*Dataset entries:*
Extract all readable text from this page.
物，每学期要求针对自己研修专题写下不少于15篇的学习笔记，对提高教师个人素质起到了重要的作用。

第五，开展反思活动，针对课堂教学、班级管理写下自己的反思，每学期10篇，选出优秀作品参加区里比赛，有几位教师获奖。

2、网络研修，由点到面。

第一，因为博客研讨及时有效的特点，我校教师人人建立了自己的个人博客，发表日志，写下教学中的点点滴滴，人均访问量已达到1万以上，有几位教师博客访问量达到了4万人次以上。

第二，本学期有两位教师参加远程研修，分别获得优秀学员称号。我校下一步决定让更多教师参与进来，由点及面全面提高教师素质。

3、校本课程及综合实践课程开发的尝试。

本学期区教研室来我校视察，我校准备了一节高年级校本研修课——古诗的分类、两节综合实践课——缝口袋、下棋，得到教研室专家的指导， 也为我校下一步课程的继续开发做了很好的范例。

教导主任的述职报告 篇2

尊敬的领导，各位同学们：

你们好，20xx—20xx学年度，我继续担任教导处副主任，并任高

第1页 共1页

*Task objective:* Transcribe all of the lines in the records precisely.

*Reply:*
Extract all readable text from this page.
物，每学期要求针对自己研修专题写下不少于15篇的学习笔记，对提高教师个人素质起到了重要的作用。

第五，开展反思活动，针对课堂教学、班级管理写下自己的反思，每学期10篇，选出优秀作品参加区里比赛，有几位教师获奖。

2、网络研修，由点到面。

第一，因为博客研讨及时有效的特点，我校教师人人建立了自己的个人博客，发表日志，写下教学中的点点滴滴，人均访问量已达到1万以上，有几位教师博客访问量达到了4万人次以上。

第二，本学期有两位教师参加远程研修，分别获得优秀学员称号。我校下一步决定让更多教师参与进来，由点及面全面提高教师素质。

3、校本课程及综合实践课程开发的尝试。

本学期区教研室来我校视察，我校准备了一节高年级校本研修课——古诗的分类、两节综合实践课——缝口袋、下棋，得到教研室专家的指导， 也为我校下一步课程的继续开发做了很好的范例。

教导主任的述职报告 篇2

尊敬的领导，各位同学们：

你们好，20xx—20xx学年度，我继续担任教导处副主任，并任高

第1页 共1页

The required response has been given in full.